What to work on
Could you repeat the records below exactly as written?

== Raw data ==

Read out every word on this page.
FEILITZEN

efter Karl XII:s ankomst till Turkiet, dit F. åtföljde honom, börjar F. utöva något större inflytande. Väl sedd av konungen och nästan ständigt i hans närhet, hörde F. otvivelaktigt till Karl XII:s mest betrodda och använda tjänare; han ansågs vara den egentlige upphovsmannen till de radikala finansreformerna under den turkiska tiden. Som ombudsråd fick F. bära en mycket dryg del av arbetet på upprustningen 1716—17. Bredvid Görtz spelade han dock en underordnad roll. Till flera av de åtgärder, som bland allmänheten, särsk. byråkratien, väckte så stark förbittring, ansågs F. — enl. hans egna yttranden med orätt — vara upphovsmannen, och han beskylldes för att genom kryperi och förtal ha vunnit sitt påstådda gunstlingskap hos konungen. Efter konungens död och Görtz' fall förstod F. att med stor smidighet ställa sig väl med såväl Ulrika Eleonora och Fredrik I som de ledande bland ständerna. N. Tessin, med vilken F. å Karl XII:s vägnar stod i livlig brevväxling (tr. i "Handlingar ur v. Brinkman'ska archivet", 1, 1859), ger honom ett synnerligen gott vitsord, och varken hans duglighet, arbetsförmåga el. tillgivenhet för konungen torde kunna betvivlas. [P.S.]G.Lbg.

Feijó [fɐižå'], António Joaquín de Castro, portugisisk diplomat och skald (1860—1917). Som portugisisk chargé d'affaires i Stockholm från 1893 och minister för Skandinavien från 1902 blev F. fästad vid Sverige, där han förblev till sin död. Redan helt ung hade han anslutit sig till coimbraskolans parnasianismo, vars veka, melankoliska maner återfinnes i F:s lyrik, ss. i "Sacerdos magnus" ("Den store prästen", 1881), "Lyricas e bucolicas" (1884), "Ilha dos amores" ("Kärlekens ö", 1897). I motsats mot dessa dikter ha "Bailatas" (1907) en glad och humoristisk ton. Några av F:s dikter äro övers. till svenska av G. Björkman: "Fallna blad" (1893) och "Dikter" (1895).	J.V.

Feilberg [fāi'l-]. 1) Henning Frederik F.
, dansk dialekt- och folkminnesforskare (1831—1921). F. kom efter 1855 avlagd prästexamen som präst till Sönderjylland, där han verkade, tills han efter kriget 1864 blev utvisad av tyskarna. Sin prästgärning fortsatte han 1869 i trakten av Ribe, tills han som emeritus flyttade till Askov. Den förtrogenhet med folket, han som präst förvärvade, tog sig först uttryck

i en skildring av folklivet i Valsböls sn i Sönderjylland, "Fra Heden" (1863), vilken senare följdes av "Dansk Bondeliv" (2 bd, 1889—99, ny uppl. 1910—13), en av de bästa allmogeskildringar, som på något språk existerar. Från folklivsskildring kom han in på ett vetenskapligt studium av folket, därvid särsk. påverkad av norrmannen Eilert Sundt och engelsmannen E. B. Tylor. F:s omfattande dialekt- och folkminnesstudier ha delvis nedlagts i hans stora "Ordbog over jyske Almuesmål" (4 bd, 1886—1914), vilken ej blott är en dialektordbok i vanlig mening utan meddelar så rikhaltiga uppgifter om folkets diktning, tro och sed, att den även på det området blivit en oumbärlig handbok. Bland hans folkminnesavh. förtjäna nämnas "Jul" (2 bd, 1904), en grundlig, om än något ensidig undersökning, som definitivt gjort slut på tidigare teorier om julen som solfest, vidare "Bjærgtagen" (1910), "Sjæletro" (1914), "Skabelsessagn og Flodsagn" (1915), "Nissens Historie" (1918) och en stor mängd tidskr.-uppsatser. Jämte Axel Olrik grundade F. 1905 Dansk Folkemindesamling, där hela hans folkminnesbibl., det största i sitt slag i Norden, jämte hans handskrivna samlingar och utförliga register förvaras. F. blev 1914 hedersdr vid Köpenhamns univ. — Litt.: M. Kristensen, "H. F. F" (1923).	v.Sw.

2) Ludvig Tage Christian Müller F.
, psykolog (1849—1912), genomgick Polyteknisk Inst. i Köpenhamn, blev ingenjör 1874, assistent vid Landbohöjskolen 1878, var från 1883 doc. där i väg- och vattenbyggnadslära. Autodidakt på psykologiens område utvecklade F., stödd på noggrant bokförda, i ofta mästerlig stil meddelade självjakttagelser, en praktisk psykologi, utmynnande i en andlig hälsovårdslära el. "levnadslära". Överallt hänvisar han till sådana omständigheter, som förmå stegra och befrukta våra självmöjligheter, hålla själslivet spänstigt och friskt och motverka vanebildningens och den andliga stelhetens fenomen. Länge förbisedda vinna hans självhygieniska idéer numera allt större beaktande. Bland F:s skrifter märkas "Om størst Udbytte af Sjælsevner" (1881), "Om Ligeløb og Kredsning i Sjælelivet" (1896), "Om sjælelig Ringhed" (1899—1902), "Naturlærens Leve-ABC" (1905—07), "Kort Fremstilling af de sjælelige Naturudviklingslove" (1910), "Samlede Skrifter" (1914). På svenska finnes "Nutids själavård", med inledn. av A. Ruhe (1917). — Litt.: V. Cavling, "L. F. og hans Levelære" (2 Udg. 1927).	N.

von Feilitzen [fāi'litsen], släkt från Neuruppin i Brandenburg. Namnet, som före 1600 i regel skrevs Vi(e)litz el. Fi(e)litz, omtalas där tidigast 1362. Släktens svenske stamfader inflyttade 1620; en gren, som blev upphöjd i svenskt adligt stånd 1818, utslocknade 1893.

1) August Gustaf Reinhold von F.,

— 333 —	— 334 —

===

Solution to the problem
Read out every word on this page.
FEILITZEN

efter Karl XII:s ankomst till Turkiet, dit F. åtföljde honom, börjar F. utöva något större inflytande. Väl sedd av konungen och nästan ständigt i hans närhet, hörde F. otvivelaktigt till Karl XII:s mest betrodda och använda tjänare; han ansågs vara den egentlige upphovsmannen till de radikala finansreformerna under den turkiska tiden. Som ombudsråd fick F. bära en mycket dryg del av arbetet på upprustningen 1716—17. Bredvid Görtz spelade han dock en underordnad roll. Till flera av de åtgärder, som bland allmänheten, särsk. byråkratien, väckte så stark förbittring, ansågs F. — enl. hans egna yttranden med orätt — vara upphovsmannen, och han beskylldes för att genom kryperi och förtal ha vunnit sitt påstådda gunstlingskap hos konungen. Efter konungens död och Görtz' fall förstod F. att med stor smidighet ställa sig väl med såväl Ulrika Eleonora och Fredrik I som de ledande bland ständerna. N. Tessin, med vilken F. å Karl XII:s vägnar stod i livlig brevväxling (tr. i "Handlingar ur v. Brinkman'ska archivet", 1, 1859), ger honom ett synnerligen gott vitsord, och varken hans duglighet, arbetsförmåga el. tillgivenhet för konungen torde kunna betvivlas. [P.S.]G.Lbg.

Feijó [fɐižå'], António Joaquín de Castro, portugisisk diplomat och skald (1860—1917). Som portugisisk chargé d'affaires i Stockholm från 1893 och minister för Skandinavien från 1902 blev F. fästad vid Sverige, där han förblev till sin död. Redan helt ung hade han anslutit sig till coimbraskolans parnasianismo, vars veka, melankoliska maner återfinnes i F:s lyrik, ss. i "Sacerdos magnus" ("Den store prästen", 1881), "Lyricas e bucolicas" (1884), "Ilha dos amores" ("Kärlekens ö", 1897). I motsats mot dessa dikter ha "Bailatas" (1907) en glad och humoristisk ton. Några av F:s dikter äro övers. till svenska av G. Björkman: "Fallna blad" (1893) och "Dikter" (1895).	J.V.

Feilberg [fāi'l-]. 1) Henning Frederik F.
, dansk dialekt- och folkminnesforskare (1831—1921). F. kom efter 1855 avlagd prästexamen som präst till Sönderjylland, där han verkade, tills han efter kriget 1864 blev utvisad av tyskarna. Sin prästgärning fortsatte han 1869 i trakten av Ribe, tills han som emeritus flyttade till Askov. Den förtrogenhet med folket, han som präst förvärvade, tog sig först uttryck

i en skildring av folklivet i Valsböls sn i Sönderjylland, "Fra Heden" (1863), vilken senare följdes av "Dansk Bondeliv" (2 bd, 1889—99, ny uppl. 1910—13), en av de bästa allmogeskildringar, som på något språk existerar. Från folklivsskildring kom han in på ett vetenskapligt studium av folket, därvid särsk. påverkad av norrmannen Eilert Sundt och engelsmannen E. B. Tylor. F:s omfattande dialekt- och folkminnesstudier ha delvis nedlagts i hans stora "Ordbog over jyske Almuesmål" (4 bd, 1886—1914), vilken ej blott är en dialektordbok i vanlig mening utan meddelar så rikhaltiga uppgifter om folkets diktning, tro och sed, att den även på det området blivit en oumbärlig handbok. Bland hans folkminnesavh. förtjäna nämnas "Jul" (2 bd, 1904), en grundlig, om än något ensidig undersökning, som definitivt gjort slut på tidigare teorier om julen som solfest, vidare "Bjærgtagen" (1910), "Sjæletro" (1914), "Skabelsessagn og Flodsagn" (1915), "Nissens Historie" (1918) och en stor mängd tidskr.-uppsatser. Jämte Axel Olrik grundade F. 1905 Dansk Folkemindesamling, där hela hans folkminnesbibl., det största i sitt slag i Norden, jämte hans handskrivna samlingar och utförliga register förvaras. F. blev 1914 hedersdr vid Köpenhamns univ. — Litt.: M. Kristensen, "H. F. F" (1923).	v.Sw.

2) Ludvig Tage Christian Müller F.
, psykolog (1849—1912), genomgick Polyteknisk Inst. i Köpenhamn, blev ingenjör 1874, assistent vid Landbohöjskolen 1878, var från 1883 doc. där i väg- och vattenbyggnadslära. Autodidakt på psykologiens område utvecklade F., stödd på noggrant bokförda, i ofta mästerlig stil meddelade självjakttagelser, en praktisk psykologi, utmynnande i en andlig hälsovårdslära el. "levnadslära". Överallt hänvisar han till sådana omständigheter, som förmå stegra och befrukta våra självmöjligheter, hålla själslivet spänstigt och friskt och motverka vanebildningens och den andliga stelhetens fenomen. Länge förbisedda vinna hans självhygieniska idéer numera allt större beaktande. Bland F:s skrifter märkas "Om størst Udbytte af Sjælsevner" (1881), "Om Ligeløb og Kredsning i Sjælelivet" (1896), "Om sjælelig Ringhed" (1899—1902), "Naturlærens Leve-ABC" (1905—07), "Kort Fremstilling af de sjælelige Naturudviklingslove" (1910), "Samlede Skrifter" (1914). På svenska finnes "Nutids själavård", med inledn. av A. Ruhe (1917). — Litt.: V. Cavling, "L. F. og hans Levelære" (2 Udg. 1927).	N.

von Feilitzen [fāi'litsen], släkt från Neuruppin i Brandenburg. Namnet, som före 1600 i regel skrevs Vi(e)litz el. Fi(e)litz, omtalas där tidigast 1362. Släktens svenske stamfader inflyttade 1620; en gren, som blev upphöjd i svenskt adligt stånd 1818, utslocknade 1893.

1) August Gustaf Reinhold von F.,

— 333 —	— 334 —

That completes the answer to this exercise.